» **Task prompt**
Please edit the stretch from the start of the material through the line containing "razor-icon [262, 467, 306, 579]", replacing "Toilet paper" with "Bathroom tissue" and leaving everything else unchanged.

» **Material provided**

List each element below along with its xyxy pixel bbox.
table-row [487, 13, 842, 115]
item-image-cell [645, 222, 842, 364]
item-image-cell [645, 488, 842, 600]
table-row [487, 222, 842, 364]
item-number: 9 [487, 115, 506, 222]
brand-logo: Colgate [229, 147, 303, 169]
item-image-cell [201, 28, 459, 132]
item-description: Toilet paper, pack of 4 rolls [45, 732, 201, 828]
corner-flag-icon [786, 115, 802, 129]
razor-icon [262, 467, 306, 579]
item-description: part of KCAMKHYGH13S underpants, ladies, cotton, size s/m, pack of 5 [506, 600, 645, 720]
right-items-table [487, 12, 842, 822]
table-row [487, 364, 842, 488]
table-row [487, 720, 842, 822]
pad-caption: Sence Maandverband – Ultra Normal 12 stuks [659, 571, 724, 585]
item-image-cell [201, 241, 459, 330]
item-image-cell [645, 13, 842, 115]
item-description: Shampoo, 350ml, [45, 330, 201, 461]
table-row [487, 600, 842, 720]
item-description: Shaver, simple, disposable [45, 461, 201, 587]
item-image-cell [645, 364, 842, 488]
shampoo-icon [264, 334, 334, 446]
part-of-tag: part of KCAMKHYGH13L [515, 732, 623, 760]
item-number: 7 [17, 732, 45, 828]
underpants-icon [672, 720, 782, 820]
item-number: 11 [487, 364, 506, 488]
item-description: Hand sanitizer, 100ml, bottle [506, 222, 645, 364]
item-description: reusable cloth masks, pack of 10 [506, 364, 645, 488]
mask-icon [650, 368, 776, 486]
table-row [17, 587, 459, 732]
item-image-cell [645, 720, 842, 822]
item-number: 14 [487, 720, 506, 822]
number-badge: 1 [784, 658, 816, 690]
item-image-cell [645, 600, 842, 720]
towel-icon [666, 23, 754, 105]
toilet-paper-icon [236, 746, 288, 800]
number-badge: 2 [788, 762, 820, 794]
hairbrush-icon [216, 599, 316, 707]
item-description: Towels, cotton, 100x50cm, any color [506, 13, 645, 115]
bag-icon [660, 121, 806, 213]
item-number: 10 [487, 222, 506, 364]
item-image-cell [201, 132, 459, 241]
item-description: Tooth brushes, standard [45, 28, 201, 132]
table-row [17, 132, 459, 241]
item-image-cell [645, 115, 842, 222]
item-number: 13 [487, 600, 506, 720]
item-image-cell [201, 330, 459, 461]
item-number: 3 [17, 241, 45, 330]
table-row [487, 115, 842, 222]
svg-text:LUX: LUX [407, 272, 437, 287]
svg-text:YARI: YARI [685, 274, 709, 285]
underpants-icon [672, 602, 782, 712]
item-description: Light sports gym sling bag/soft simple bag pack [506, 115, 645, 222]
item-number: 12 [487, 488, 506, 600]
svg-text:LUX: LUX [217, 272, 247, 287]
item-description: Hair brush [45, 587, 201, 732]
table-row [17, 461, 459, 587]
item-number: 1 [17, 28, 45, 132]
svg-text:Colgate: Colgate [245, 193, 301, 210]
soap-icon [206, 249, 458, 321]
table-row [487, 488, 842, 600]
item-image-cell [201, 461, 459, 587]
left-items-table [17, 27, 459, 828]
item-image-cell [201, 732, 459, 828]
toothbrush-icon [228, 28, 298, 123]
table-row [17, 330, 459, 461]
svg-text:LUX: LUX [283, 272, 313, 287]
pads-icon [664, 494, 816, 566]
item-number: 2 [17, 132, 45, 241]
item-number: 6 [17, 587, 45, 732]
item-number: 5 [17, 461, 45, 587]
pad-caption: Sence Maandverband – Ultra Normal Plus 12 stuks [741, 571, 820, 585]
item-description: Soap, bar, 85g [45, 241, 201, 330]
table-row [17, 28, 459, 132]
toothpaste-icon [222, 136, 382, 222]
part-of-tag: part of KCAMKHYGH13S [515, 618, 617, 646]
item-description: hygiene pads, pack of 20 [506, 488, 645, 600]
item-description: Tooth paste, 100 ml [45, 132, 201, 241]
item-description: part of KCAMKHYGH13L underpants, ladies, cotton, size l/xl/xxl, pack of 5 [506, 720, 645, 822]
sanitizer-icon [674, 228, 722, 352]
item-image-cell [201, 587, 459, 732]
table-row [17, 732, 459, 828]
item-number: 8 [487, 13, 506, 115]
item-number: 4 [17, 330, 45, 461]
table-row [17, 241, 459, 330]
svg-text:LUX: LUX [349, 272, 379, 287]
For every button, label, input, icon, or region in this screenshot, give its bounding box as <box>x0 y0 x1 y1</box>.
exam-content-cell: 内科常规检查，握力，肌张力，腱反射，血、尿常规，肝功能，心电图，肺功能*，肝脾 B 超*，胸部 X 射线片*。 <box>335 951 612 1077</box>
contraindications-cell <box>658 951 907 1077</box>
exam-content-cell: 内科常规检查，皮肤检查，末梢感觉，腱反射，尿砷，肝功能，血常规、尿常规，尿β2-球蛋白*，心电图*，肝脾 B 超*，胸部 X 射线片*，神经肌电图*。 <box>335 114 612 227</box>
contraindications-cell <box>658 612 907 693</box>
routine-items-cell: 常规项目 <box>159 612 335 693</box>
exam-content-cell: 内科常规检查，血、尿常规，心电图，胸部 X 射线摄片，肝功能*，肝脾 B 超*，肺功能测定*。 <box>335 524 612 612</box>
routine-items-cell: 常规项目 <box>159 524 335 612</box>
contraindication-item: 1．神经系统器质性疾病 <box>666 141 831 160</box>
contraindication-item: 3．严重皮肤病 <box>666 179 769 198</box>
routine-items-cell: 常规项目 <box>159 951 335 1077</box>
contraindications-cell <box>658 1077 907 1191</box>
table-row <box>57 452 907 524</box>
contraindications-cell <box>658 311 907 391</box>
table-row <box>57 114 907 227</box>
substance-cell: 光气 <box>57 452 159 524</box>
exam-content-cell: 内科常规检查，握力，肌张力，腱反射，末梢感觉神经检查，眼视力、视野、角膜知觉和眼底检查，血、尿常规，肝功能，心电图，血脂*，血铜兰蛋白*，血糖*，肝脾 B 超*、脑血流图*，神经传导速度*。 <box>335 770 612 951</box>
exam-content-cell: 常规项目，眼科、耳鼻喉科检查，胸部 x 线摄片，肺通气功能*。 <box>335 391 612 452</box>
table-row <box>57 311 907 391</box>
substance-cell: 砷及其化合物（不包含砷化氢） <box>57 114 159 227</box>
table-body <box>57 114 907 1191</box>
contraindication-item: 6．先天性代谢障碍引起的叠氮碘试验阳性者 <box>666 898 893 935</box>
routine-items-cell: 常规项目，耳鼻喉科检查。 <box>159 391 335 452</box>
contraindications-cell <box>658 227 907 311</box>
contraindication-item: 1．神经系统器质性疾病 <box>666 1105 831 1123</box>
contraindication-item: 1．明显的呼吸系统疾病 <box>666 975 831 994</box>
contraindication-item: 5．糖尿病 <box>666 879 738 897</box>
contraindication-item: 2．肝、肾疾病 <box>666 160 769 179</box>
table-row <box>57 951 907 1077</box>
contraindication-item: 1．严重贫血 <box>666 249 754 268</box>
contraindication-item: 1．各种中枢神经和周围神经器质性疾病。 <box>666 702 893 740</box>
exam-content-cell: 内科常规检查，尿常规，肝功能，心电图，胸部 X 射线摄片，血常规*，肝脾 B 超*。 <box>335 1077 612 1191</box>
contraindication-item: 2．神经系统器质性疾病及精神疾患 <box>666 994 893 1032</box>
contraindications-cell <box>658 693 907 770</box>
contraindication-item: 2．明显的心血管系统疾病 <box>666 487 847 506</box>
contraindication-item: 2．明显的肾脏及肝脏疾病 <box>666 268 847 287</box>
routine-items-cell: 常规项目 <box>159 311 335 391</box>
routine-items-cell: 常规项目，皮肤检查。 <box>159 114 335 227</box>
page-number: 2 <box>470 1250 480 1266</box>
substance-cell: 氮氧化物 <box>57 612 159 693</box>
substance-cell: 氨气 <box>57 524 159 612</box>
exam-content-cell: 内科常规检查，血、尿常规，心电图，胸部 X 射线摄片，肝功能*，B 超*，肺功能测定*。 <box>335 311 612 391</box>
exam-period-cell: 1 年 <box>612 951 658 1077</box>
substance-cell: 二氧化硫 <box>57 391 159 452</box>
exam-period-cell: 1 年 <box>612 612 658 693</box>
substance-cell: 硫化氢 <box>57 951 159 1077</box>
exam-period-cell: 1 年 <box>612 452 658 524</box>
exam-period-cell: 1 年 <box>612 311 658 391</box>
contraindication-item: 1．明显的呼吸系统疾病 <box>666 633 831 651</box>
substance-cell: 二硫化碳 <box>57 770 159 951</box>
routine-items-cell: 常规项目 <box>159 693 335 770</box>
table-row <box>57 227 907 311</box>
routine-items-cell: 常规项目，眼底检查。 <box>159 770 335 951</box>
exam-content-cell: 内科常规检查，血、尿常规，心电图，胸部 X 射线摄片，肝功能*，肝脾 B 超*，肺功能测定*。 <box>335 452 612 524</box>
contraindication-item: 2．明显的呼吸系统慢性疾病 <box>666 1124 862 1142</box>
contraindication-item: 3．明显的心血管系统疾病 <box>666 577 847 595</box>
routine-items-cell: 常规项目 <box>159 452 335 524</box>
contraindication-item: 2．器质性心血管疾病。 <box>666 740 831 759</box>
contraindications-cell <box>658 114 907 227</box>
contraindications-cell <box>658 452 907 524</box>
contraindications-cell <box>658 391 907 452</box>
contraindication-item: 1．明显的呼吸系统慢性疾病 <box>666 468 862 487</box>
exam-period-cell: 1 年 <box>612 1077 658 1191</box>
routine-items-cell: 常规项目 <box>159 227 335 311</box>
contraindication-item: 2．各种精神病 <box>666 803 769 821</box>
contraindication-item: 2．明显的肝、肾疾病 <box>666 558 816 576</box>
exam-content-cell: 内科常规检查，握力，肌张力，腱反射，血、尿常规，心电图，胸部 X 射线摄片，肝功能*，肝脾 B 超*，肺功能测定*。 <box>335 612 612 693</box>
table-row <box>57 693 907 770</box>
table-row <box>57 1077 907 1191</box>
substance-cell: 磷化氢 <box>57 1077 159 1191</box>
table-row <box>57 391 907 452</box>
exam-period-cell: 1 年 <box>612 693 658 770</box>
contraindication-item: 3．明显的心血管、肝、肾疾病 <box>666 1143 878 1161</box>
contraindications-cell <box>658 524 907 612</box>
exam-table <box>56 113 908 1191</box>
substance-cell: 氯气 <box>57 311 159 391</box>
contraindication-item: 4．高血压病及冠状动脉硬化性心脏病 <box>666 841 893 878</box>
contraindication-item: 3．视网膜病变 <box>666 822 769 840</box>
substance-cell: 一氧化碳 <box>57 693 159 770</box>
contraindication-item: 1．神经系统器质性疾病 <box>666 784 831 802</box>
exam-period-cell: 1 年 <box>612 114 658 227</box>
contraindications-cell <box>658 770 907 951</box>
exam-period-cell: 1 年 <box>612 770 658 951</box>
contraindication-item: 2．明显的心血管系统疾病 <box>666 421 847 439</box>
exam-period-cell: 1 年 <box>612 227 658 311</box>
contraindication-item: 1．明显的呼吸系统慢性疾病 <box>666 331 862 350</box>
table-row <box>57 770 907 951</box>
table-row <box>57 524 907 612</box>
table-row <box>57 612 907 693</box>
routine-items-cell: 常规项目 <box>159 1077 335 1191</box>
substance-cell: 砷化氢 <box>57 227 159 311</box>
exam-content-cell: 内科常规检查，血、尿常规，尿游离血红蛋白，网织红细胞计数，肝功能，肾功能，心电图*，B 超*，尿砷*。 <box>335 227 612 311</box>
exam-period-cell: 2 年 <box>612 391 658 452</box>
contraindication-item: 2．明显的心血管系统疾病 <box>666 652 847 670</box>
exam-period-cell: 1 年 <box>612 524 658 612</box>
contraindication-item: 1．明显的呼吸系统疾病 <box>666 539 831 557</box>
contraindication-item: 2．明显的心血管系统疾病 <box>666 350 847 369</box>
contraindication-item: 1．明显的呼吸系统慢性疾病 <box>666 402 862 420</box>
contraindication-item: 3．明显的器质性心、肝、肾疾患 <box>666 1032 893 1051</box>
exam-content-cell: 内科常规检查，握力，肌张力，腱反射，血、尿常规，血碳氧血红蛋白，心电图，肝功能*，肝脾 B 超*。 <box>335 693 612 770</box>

» **Solution**
List each element below along with its xyxy pixel bbox.
table-row [487, 13, 842, 115]
item-image-cell [645, 222, 842, 364]
item-image-cell [645, 488, 842, 600]
table-row [487, 222, 842, 364]
item-number: 9 [487, 115, 506, 222]
brand-logo: Colgate [229, 147, 303, 169]
item-image-cell [201, 28, 459, 132]
item-description: Bathroom tissue, pack of 4 rolls [45, 732, 201, 828]
corner-flag-icon [786, 115, 802, 129]
razor-icon [262, 467, 306, 579]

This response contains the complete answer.